[Collected data]
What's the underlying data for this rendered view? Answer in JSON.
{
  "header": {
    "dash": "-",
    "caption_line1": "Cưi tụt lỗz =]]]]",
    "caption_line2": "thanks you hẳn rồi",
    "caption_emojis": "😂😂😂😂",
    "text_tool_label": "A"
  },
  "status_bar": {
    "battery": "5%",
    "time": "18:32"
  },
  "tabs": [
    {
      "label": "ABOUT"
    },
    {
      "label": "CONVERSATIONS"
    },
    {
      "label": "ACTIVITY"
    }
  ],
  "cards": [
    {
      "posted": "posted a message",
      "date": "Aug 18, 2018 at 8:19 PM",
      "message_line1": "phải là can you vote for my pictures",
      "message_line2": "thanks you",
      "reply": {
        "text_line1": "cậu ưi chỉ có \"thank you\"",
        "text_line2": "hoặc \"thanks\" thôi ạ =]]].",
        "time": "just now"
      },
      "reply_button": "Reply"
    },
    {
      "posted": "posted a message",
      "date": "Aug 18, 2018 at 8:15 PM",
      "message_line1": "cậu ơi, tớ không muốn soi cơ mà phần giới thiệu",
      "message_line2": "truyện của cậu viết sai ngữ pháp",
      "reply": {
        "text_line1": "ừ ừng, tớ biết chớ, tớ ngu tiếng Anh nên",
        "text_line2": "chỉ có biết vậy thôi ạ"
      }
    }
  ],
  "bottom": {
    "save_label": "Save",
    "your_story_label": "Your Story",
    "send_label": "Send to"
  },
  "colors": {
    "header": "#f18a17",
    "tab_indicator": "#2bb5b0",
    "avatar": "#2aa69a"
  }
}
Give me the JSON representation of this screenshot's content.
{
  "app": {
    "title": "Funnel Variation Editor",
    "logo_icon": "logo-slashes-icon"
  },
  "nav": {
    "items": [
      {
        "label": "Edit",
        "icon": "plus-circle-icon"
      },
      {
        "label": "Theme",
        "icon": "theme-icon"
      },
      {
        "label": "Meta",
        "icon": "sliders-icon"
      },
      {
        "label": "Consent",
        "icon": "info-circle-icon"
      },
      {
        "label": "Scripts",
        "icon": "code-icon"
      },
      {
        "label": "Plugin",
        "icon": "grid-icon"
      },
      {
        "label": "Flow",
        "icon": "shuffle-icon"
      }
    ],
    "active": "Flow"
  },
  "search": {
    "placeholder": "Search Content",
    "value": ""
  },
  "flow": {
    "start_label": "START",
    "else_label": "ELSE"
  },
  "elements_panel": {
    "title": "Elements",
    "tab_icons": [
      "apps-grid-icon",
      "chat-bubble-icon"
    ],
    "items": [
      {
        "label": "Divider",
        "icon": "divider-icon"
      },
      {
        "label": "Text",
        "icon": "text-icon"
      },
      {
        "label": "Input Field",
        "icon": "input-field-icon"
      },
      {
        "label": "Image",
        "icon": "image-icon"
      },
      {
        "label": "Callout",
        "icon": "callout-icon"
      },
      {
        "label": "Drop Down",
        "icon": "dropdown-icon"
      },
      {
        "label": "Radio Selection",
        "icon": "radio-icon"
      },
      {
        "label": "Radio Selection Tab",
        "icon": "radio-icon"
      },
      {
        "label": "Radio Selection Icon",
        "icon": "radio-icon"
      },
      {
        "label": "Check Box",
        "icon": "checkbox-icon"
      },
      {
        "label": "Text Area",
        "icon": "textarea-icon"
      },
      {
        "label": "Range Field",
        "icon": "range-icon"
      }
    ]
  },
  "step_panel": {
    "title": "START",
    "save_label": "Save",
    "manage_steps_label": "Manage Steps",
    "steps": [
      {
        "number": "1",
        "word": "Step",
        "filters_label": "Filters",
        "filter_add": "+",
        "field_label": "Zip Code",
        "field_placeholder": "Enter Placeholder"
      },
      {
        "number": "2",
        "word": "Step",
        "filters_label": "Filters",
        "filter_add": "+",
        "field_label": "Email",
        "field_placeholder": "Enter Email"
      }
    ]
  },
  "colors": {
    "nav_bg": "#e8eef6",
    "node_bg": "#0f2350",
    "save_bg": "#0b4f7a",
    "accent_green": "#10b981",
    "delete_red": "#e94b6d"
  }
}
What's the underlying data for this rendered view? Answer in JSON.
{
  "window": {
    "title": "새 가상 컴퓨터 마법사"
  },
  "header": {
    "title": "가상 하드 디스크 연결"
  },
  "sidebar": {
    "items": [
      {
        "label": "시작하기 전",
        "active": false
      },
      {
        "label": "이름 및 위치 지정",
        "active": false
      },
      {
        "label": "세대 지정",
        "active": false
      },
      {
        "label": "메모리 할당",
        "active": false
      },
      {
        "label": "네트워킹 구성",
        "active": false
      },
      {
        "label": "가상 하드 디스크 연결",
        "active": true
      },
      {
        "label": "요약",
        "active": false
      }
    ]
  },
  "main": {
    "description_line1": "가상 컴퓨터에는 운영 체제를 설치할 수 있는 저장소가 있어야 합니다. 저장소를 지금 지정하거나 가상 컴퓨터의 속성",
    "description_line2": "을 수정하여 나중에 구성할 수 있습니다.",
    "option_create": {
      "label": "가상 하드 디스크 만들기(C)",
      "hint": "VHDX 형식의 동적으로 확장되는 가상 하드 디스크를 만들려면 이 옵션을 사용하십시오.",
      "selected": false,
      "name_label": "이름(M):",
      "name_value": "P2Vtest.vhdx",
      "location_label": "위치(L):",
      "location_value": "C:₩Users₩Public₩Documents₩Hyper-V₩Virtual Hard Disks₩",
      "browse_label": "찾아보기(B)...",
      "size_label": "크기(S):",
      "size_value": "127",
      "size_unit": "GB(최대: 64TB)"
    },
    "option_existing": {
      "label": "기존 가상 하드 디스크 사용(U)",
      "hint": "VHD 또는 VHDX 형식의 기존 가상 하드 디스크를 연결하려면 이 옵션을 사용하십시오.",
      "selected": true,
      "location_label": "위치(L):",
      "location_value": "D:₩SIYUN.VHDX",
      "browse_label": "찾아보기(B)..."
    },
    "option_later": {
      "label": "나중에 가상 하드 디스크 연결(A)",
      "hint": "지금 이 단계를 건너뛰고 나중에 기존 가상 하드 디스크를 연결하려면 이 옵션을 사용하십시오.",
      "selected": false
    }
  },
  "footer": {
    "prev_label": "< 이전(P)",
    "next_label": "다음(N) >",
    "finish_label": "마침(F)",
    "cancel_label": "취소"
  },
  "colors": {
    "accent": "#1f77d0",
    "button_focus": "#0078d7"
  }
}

*EXERCISE GOAL*. Copy the data above in full, character for character.

*THE ANSWER*.
What's the underlying data for this rendered view? Answer in JSON.
{
  "header": {
    "dash": "-",
    "caption_line1": "Cưi tụt lỗz =]]]]",
    "caption_line2": "thanks you hẳn rồi",
    "caption_emojis": "😂😂😂😂",
    "text_tool_label": "A"
  },
  "status_bar": {
    "battery": "5%",
    "time": "18:32"
  },
  "tabs": [
    {
      "label": "ABOUT"
    },
    {
      "label": "CONVERSATIONS"
    },
    {
      "label": "ACTIVITY"
    }
  ],
  "cards": [
    {
      "posted": "posted a message",
      "date": "Aug 18, 2018 at 8:19 PM",
      "message_line1": "phải là can you vote for my pictures",
      "message_line2": "thanks you",
      "reply": {
        "text_line1": "cậu ưi chỉ có \"thank you\"",
        "text_line2": "hoặc \"thanks\" thôi ạ =]]].",
        "time": "just now"
      },
      "reply_button": "Reply"
    },
    {
      "posted": "posted a message",
      "date": "Aug 18, 2018 at 8:15 PM",
      "message_line1": "cậu ơi, tớ không muốn soi cơ mà phần giới thiệu",
      "message_line2": "truyện của cậu viết sai ngữ pháp",
      "reply": {
        "text_line1": "ừ ừng, tớ biết chớ, tớ ngu tiếng Anh nên",
        "text_line2": "chỉ có biết vậy thôi ạ"
      }
    }
  ],
  "bottom": {
    "save_label": "Save",
    "your_story_label": "Your Story",
    "send_label": "Send to"
  },
  "colors": {
    "header": "#f18a17",
    "tab_indicator": "#2bb5b0",
    "avatar": "#2aa69a"
  }
}
Give me the JSON representation of this screenshot's content.
{
  "app": {
    "title": "Funnel Variation Editor",
    "logo_icon": "logo-slashes-icon"
  },
  "nav": {
    "items": [
      {
        "label": "Edit",
        "icon": "plus-circle-icon"
      },
      {
        "label": "Theme",
        "icon": "theme-icon"
      },
      {
        "label": "Meta",
        "icon": "sliders-icon"
      },
      {
        "label": "Consent",
        "icon": "info-circle-icon"
      },
      {
        "label": "Scripts",
        "icon": "code-icon"
      },
      {
        "label": "Plugin",
        "icon": "grid-icon"
      },
      {
        "label": "Flow",
        "icon": "shuffle-icon"
      }
    ],
    "active": "Flow"
  },
  "search": {
    "placeholder": "Search Content",
    "value": ""
  },
  "flow": {
    "start_label": "START",
    "else_label": "ELSE"
  },
  "elements_panel": {
    "title": "Elements",
    "tab_icons": [
      "apps-grid-icon",
      "chat-bubble-icon"
    ],
    "items": [
      {
        "label": "Divider",
        "icon": "divider-icon"
      },
      {
        "label": "Text",
        "icon": "text-icon"
      },
      {
        "label": "Input Field",
        "icon": "input-field-icon"
      },
      {
        "label": "Image",
        "icon": "image-icon"
      },
      {
        "label": "Callout",
        "icon": "callout-icon"
      },
      {
        "label": "Drop Down",
        "icon": "dropdown-icon"
      },
      {
        "label": "Radio Selection",
        "icon": "radio-icon"
      },
      {
        "label": "Radio Selection Tab",
        "icon": "radio-icon"
      },
      {
        "label": "Radio Selection Icon",
        "icon": "radio-icon"
      },
      {
        "label": "Check Box",
        "icon": "checkbox-icon"
      },
      {
        "label": "Text Area",
        "icon": "textarea-icon"
      },
      {
        "label": "Range Field",
        "icon": "range-icon"
      }
    ]
  },
  "step_panel": {
    "title": "START",
    "save_label": "Save",
    "manage_steps_label": "Manage Steps",
    "steps": [
      {
        "number": "1",
        "word": "Step",
        "filters_label": "Filters",
        "filter_add": "+",
        "field_label": "Zip Code",
        "field_placeholder": "Enter Placeholder"
      },
      {
        "number": "2",
        "word": "Step",
        "filters_label": "Filters",
        "filter_add": "+",
        "field_label": "Email",
        "field_placeholder": "Enter Email"
      }
    ]
  },
  "colors": {
    "nav_bg": "#e8eef6",
    "node_bg": "#0f2350",
    "save_bg": "#0b4f7a",
    "accent_green": "#10b981",
    "delete_red": "#e94b6d"
  }
}
What's the underlying data for this rendered view? Answer in JSON.
{
  "window": {
    "title": "새 가상 컴퓨터 마법사"
  },
  "header": {
    "title": "가상 하드 디스크 연결"
  },
  "sidebar": {
    "items": [
      {
        "label": "시작하기 전",
        "active": false
      },
      {
        "label": "이름 및 위치 지정",
        "active": false
      },
      {
        "label": "세대 지정",
        "active": false
      },
      {
        "label": "메모리 할당",
        "active": false
      },
      {
        "label": "네트워킹 구성",
        "active": false
      },
      {
        "label": "가상 하드 디스크 연결",
        "active": true
      },
      {
        "label": "요약",
        "active": false
      }
    ]
  },
  "main": {
    "description_line1": "가상 컴퓨터에는 운영 체제를 설치할 수 있는 저장소가 있어야 합니다. 저장소를 지금 지정하거나 가상 컴퓨터의 속성",
    "description_line2": "을 수정하여 나중에 구성할 수 있습니다.",
    "option_create": {
      "label": "가상 하드 디스크 만들기(C)",
      "hint": "VHDX 형식의 동적으로 확장되는 가상 하드 디스크를 만들려면 이 옵션을 사용하십시오.",
      "selected": false,
      "name_label": "이름(M):",
      "name_value": "P2Vtest.vhdx",
      "location_label": "위치(L):",
      "location_value": "C:₩Users₩Public₩Documents₩Hyper-V₩Virtual Hard Disks₩",
      "browse_label": "찾아보기(B)...",
      "size_label": "크기(S):",
      "size_value": "127",
      "size_unit": "GB(최대: 64TB)"
    },
    "option_existing": {
      "label": "기존 가상 하드 디스크 사용(U)",
      "hint": "VHD 또는 VHDX 형식의 기존 가상 하드 디스크를 연결하려면 이 옵션을 사용하십시오.",
      "selected": true,
      "location_label": "위치(L):",
      "location_value": "D:₩SIYUN.VHDX",
      "browse_label": "찾아보기(B)..."
    },
    "option_later": {
      "label": "나중에 가상 하드 디스크 연결(A)",
      "hint": "지금 이 단계를 건너뛰고 나중에 기존 가상 하드 디스크를 연결하려면 이 옵션을 사용하십시오.",
      "selected": false
    }
  },
  "footer": {
    "prev_label": "< 이전(P)",
    "next_label": "다음(N) >",
    "finish_label": "마침(F)",
    "cancel_label": "취소"
  },
  "colors": {
    "accent": "#1f77d0",
    "button_focus": "#0078d7"
  }
}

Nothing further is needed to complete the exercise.